▸ **EXERCISE**
Reproduce the listing exactly and skip over any pictures.

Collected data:

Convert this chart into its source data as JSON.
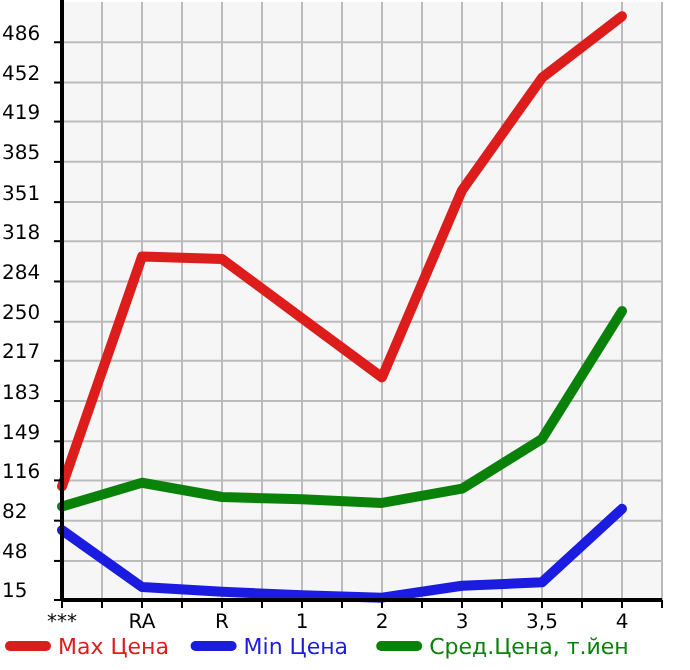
{
  "chart_data": {
    "type": "line",
    "categories": [
      "***",
      "RA",
      "R",
      "1",
      "2",
      "3",
      "3,5",
      "4"
    ],
    "series": [
      {
        "name": "Max Цена",
        "color": "#dd1c1c",
        "values": [
          111,
          305,
          303,
          253,
          203,
          361,
          456,
          508
        ]
      },
      {
        "name": "Min Цена",
        "color": "#1c1ce0",
        "values": [
          74,
          26,
          22,
          19,
          17,
          27,
          30,
          92
        ]
      },
      {
        "name": "Сред.Цена, т.йен",
        "color": "#0a820a",
        "values": [
          94,
          114,
          102,
          100,
          97,
          109,
          151,
          259
        ]
      }
    ],
    "ylim": [
      15,
      520
    ],
    "yticks": [
      15,
      48,
      82,
      116,
      149,
      183,
      217,
      250,
      284,
      318,
      351,
      385,
      419,
      452,
      486
    ],
    "grid": true,
    "legend": "bottom",
    "marker": "none",
    "line_style": "solid"
  }
}
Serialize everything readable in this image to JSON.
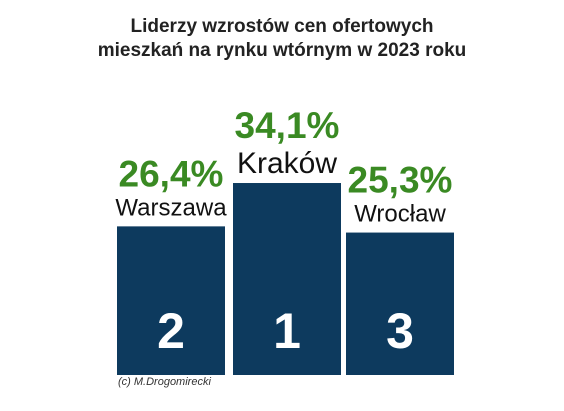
{
  "chart_data": {
    "type": "bar",
    "title_lines": [
      "Liderzy wzrostów cen ofertowych",
      "mieszkań na rynku wtórnym w 2023 roku"
    ],
    "categories": [
      "Warszawa",
      "Kraków",
      "Wrocław"
    ],
    "values": [
      26.4,
      34.1,
      25.3
    ],
    "value_labels": [
      "26,4%",
      "34,1%",
      "25,3%"
    ],
    "ranks": [
      "2",
      "1",
      "3"
    ],
    "unit": "%",
    "credit": "(c) M.Drogomirecki",
    "colors": {
      "bar": "#0d3a5e",
      "value_text": "#3a8a23",
      "rank_text": "#ffffff"
    }
  }
}
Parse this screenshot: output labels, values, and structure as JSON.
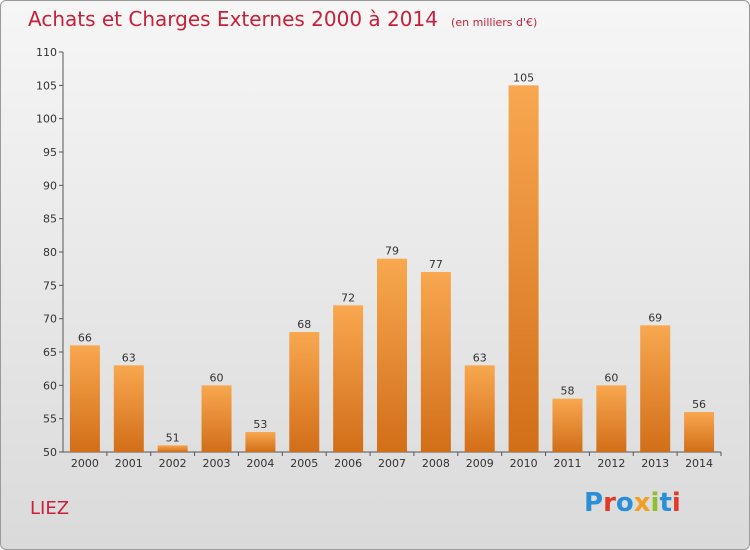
{
  "header": {
    "title": "Achats et Charges Externes 2000 à 2014",
    "subtitle": "(en milliers d'€)"
  },
  "footer": {
    "town": "LIEZ",
    "logo": "Proxiti"
  },
  "colors": {
    "title": "#c8203a",
    "bar_light": "#f8a850",
    "bar_dark": "#d26e18",
    "logo_letters": [
      "#2a8fd6",
      "#e03a2a",
      "#2a8fd6",
      "#f0a020",
      "#8fbf2a",
      "#2a8fd6",
      "#e03a2a"
    ]
  },
  "chart_data": {
    "type": "bar",
    "categories": [
      "2000",
      "2001",
      "2002",
      "2003",
      "2004",
      "2005",
      "2006",
      "2007",
      "2008",
      "2009",
      "2010",
      "2011",
      "2012",
      "2013",
      "2014"
    ],
    "values": [
      66,
      63,
      51,
      60,
      53,
      68,
      72,
      79,
      77,
      63,
      105,
      58,
      60,
      69,
      56
    ],
    "title": "Achats et Charges Externes 2000 à 2014",
    "subtitle": "(en milliers d'€)",
    "xlabel": "",
    "ylabel": "",
    "ylim": [
      50,
      110
    ],
    "yticks": [
      50,
      55,
      60,
      65,
      70,
      75,
      80,
      85,
      90,
      95,
      100,
      105,
      110
    ],
    "grid": false,
    "data_labels": true
  }
}
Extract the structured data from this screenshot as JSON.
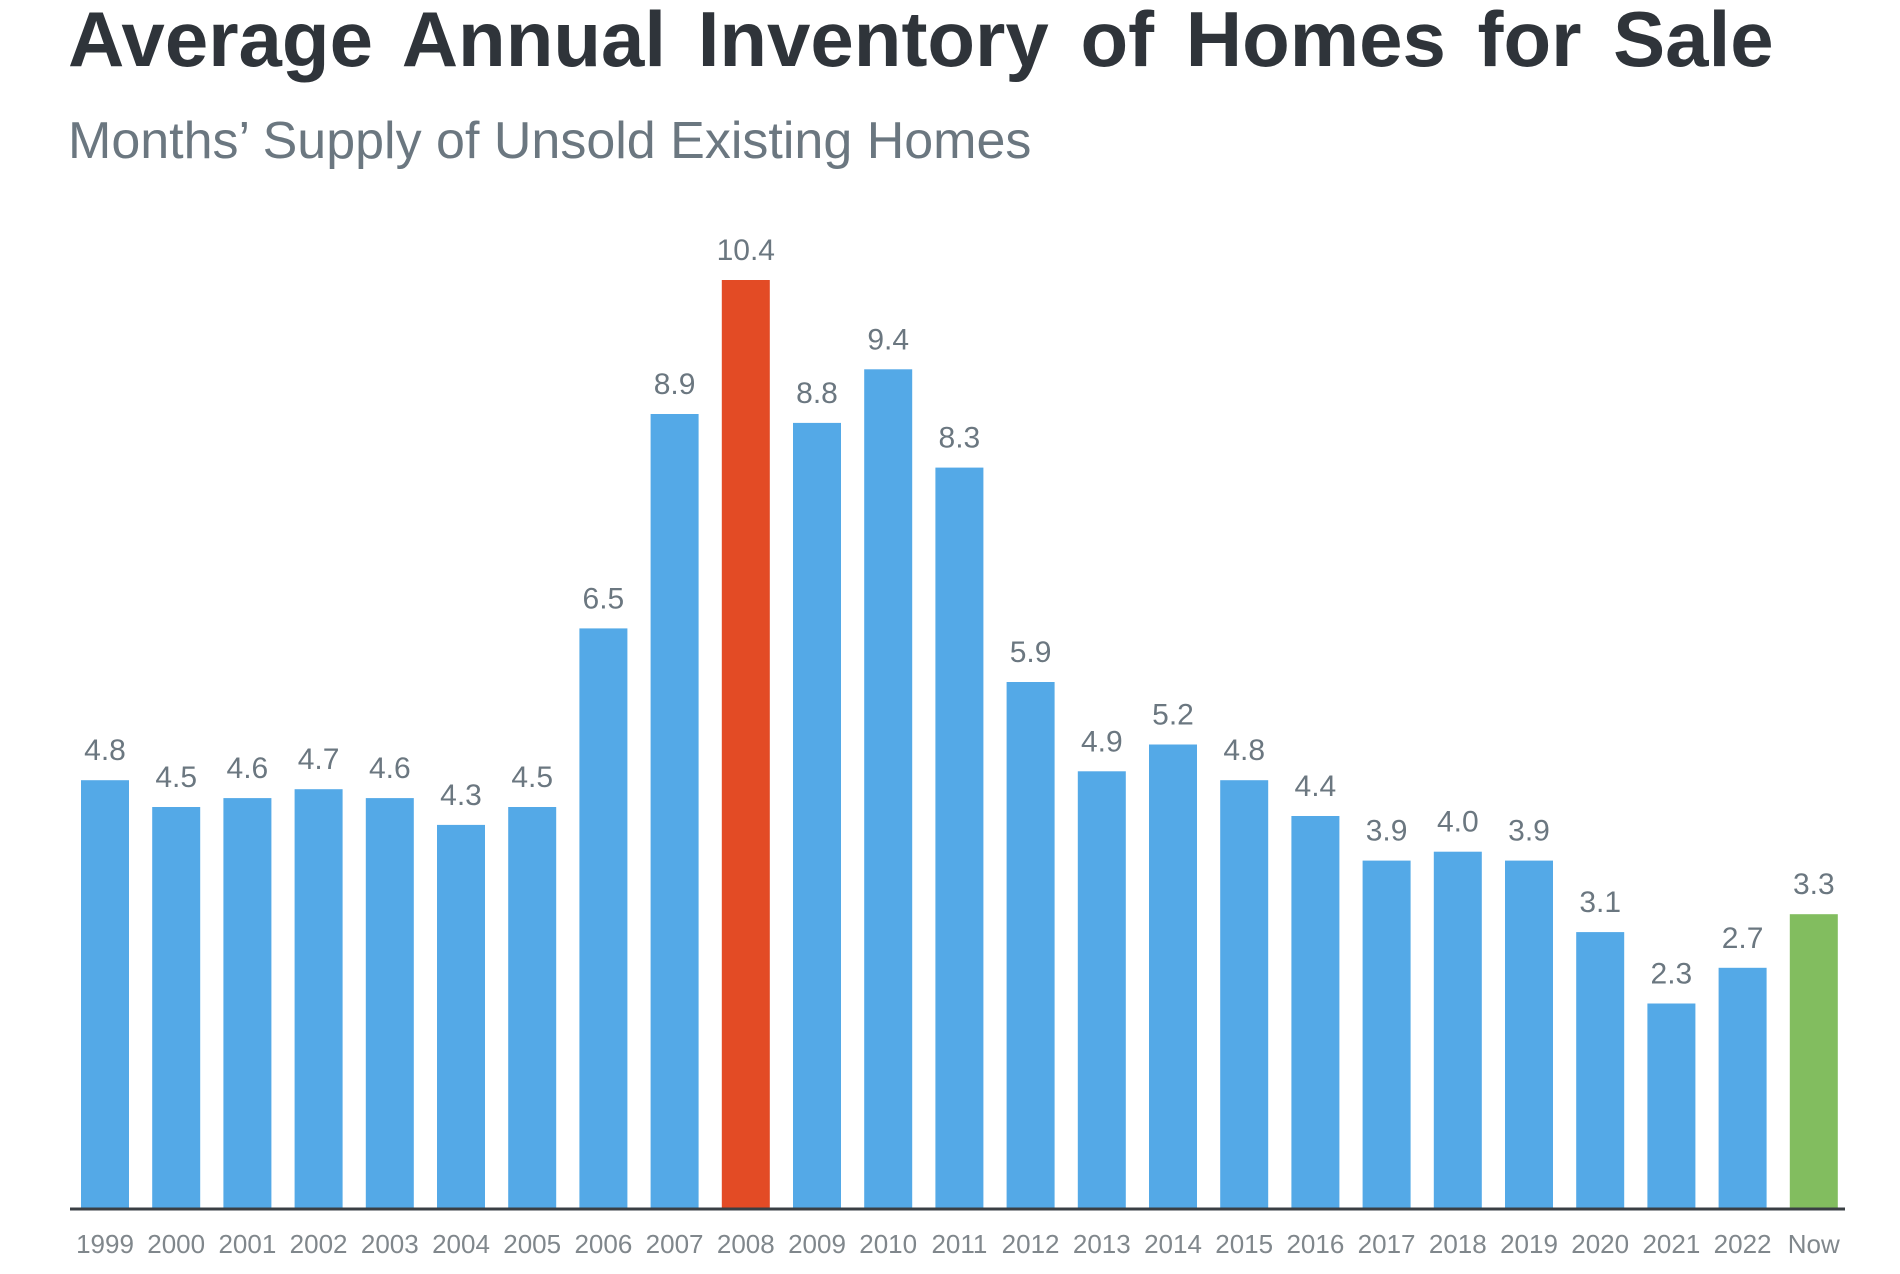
{
  "chart_data": {
    "type": "bar",
    "title": "Average Annual Inventory of Homes for Sale",
    "subtitle": "Months’ Supply of Unsold Existing Homes",
    "xlabel": "",
    "ylabel": "",
    "categories": [
      "1999",
      "2000",
      "2001",
      "2002",
      "2003",
      "2004",
      "2005",
      "2006",
      "2007",
      "2008",
      "2009",
      "2010",
      "2011",
      "2012",
      "2013",
      "2014",
      "2015",
      "2016",
      "2017",
      "2018",
      "2019",
      "2020",
      "2021",
      "2022",
      "Now"
    ],
    "values": [
      4.8,
      4.5,
      4.6,
      4.7,
      4.6,
      4.3,
      4.5,
      6.5,
      8.9,
      10.4,
      8.8,
      9.4,
      8.3,
      5.9,
      4.9,
      5.2,
      4.8,
      4.4,
      3.9,
      4.0,
      3.9,
      3.1,
      2.3,
      2.7,
      3.3
    ],
    "value_labels": [
      "4.8",
      "4.5",
      "4.6",
      "4.7",
      "4.6",
      "4.3",
      "4.5",
      "6.5",
      "8.9",
      "10.4",
      "8.8",
      "9.4",
      "8.3",
      "5.9",
      "4.9",
      "5.2",
      "4.8",
      "4.4",
      "3.9",
      "4.0",
      "3.9",
      "3.1",
      "2.3",
      "2.7",
      "3.3"
    ],
    "ylim": [
      0,
      10.4
    ],
    "grid": false,
    "legend": "none",
    "colors": {
      "default": "#54a9e7",
      "highlight_2008": "#e34b25",
      "highlight_now": "#82bd5f",
      "axis": "#3a3f44"
    },
    "bar_colors": [
      "#54a9e7",
      "#54a9e7",
      "#54a9e7",
      "#54a9e7",
      "#54a9e7",
      "#54a9e7",
      "#54a9e7",
      "#54a9e7",
      "#54a9e7",
      "#e34b25",
      "#54a9e7",
      "#54a9e7",
      "#54a9e7",
      "#54a9e7",
      "#54a9e7",
      "#54a9e7",
      "#54a9e7",
      "#54a9e7",
      "#54a9e7",
      "#54a9e7",
      "#54a9e7",
      "#54a9e7",
      "#54a9e7",
      "#54a9e7",
      "#82bd5f"
    ]
  }
}
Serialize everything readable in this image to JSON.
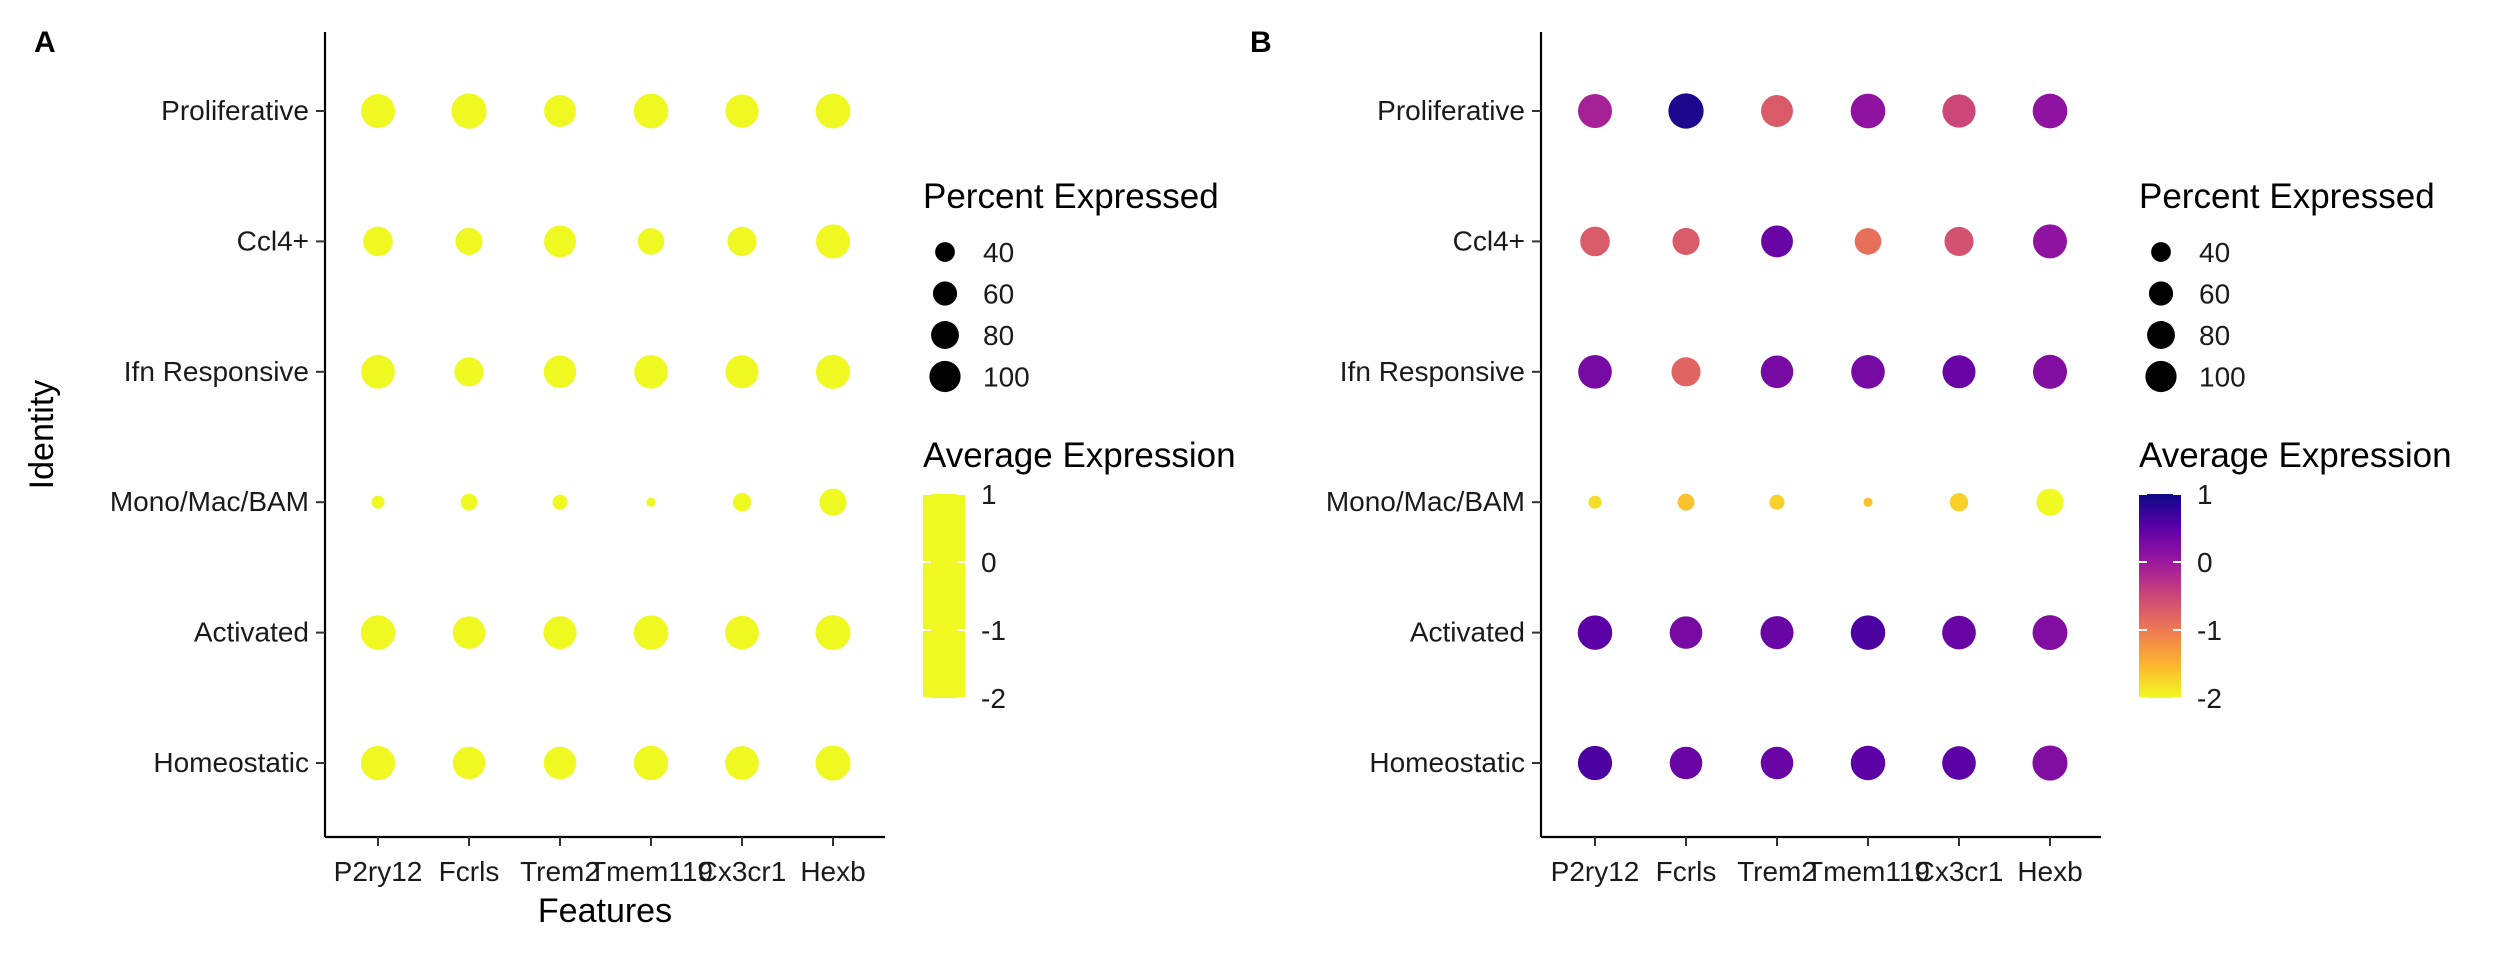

▸ **COMPLETE ANSWER**
Convert this chart into its source data as JSON.
{
  "chart_data": {
    "type": "line",
    "categories": [
      "***",
      "RA",
      "R",
      "1",
      "2",
      "3",
      "3,5",
      "4"
    ],
    "series": [
      {
        "name": "Max Цена",
        "color": "#dd1c1c",
        "values": [
          111,
          305,
          303,
          253,
          203,
          361,
          456,
          508
        ]
      },
      {
        "name": "Min Цена",
        "color": "#1c1ce0",
        "values": [
          74,
          26,
          22,
          19,
          17,
          27,
          30,
          92
        ]
      },
      {
        "name": "Сред.Цена, т.йен",
        "color": "#0a820a",
        "values": [
          94,
          114,
          102,
          100,
          97,
          109,
          151,
          259
        ]
      }
    ],
    "ylim": [
      15,
      520
    ],
    "yticks": [
      15,
      48,
      82,
      116,
      149,
      183,
      217,
      250,
      284,
      318,
      351,
      385,
      419,
      452,
      486
    ],
    "grid": true,
    "legend": "bottom",
    "marker": "none",
    "line_style": "solid"
  }
}
Serialize everything readable in this image to JSON.
{
  "chart_data": {
    "type": "bar",
    "title_lines": [
      "Liderzy wzrostów cen ofertowych",
      "mieszkań na rynku wtórnym w 2023 roku"
    ],
    "categories": [
      "Warszawa",
      "Kraków",
      "Wrocław"
    ],
    "values": [
      26.4,
      34.1,
      25.3
    ],
    "value_labels": [
      "26,4%",
      "34,1%",
      "25,3%"
    ],
    "ranks": [
      "2",
      "1",
      "3"
    ],
    "unit": "%",
    "credit": "(c) M.Drogomirecki",
    "colors": {
      "bar": "#0d3a5e",
      "value_text": "#3a8a23",
      "rank_text": "#ffffff"
    }
  }
}
Parse this screenshot: output labels, values, and structure as JSON.
{
  "header": {
    "title": "Achats et Charges Externes 2000 à 2014",
    "subtitle": "(en milliers d'€)"
  },
  "footer": {
    "town": "LIEZ",
    "logo": "Proxiti"
  },
  "colors": {
    "title": "#c8203a",
    "bar_light": "#f8a850",
    "bar_dark": "#d26e18",
    "logo_letters": [
      "#2a8fd6",
      "#e03a2a",
      "#2a8fd6",
      "#f0a020",
      "#8fbf2a",
      "#2a8fd6",
      "#e03a2a"
    ]
  },
  "chart_data": {
    "type": "bar",
    "categories": [
      "2000",
      "2001",
      "2002",
      "2003",
      "2004",
      "2005",
      "2006",
      "2007",
      "2008",
      "2009",
      "2010",
      "2011",
      "2012",
      "2013",
      "2014"
    ],
    "values": [
      66,
      63,
      51,
      60,
      53,
      68,
      72,
      79,
      77,
      63,
      105,
      58,
      60,
      69,
      56
    ],
    "title": "Achats et Charges Externes 2000 à 2014",
    "subtitle": "(en milliers d'€)",
    "xlabel": "",
    "ylabel": "",
    "ylim": [
      50,
      110
    ],
    "yticks": [
      50,
      55,
      60,
      65,
      70,
      75,
      80,
      85,
      90,
      95,
      100,
      105,
      110
    ],
    "grid": false,
    "data_labels": true
  }
}
Extract the structured data from this screenshot as JSON.
{
  "chart_data": {
    "type": "bar",
    "title": "Average Annual Inventory of Homes for Sale",
    "subtitle": "Months’ Supply of Unsold Existing Homes",
    "xlabel": "",
    "ylabel": "",
    "categories": [
      "1999",
      "2000",
      "2001",
      "2002",
      "2003",
      "2004",
      "2005",
      "2006",
      "2007",
      "2008",
      "2009",
      "2010",
      "2011",
      "2012",
      "2013",
      "2014",
      "2015",
      "2016",
      "2017",
      "2018",
      "2019",
      "2020",
      "2021",
      "2022",
      "Now"
    ],
    "values": [
      4.8,
      4.5,
      4.6,
      4.7,
      4.6,
      4.3,
      4.5,
      6.5,
      8.9,
      10.4,
      8.8,
      9.4,
      8.3,
      5.9,
      4.9,
      5.2,
      4.8,
      4.4,
      3.9,
      4.0,
      3.9,
      3.1,
      2.3,
      2.7,
      3.3
    ],
    "value_labels": [
      "4.8",
      "4.5",
      "4.6",
      "4.7",
      "4.6",
      "4.3",
      "4.5",
      "6.5",
      "8.9",
      "10.4",
      "8.8",
      "9.4",
      "8.3",
      "5.9",
      "4.9",
      "5.2",
      "4.8",
      "4.4",
      "3.9",
      "4.0",
      "3.9",
      "3.1",
      "2.3",
      "2.7",
      "3.3"
    ],
    "ylim": [
      0,
      10.4
    ],
    "grid": false,
    "legend": "none",
    "colors": {
      "default": "#54a9e7",
      "highlight_2008": "#e34b25",
      "highlight_now": "#82bd5f",
      "axis": "#3a3f44"
    },
    "bar_colors": [
      "#54a9e7",
      "#54a9e7",
      "#54a9e7",
      "#54a9e7",
      "#54a9e7",
      "#54a9e7",
      "#54a9e7",
      "#54a9e7",
      "#54a9e7",
      "#e34b25",
      "#54a9e7",
      "#54a9e7",
      "#54a9e7",
      "#54a9e7",
      "#54a9e7",
      "#54a9e7",
      "#54a9e7",
      "#54a9e7",
      "#54a9e7",
      "#54a9e7",
      "#54a9e7",
      "#54a9e7",
      "#54a9e7",
      "#54a9e7",
      "#82bd5f"
    ]
  }
}
Serialize everything readable in this image to JSON.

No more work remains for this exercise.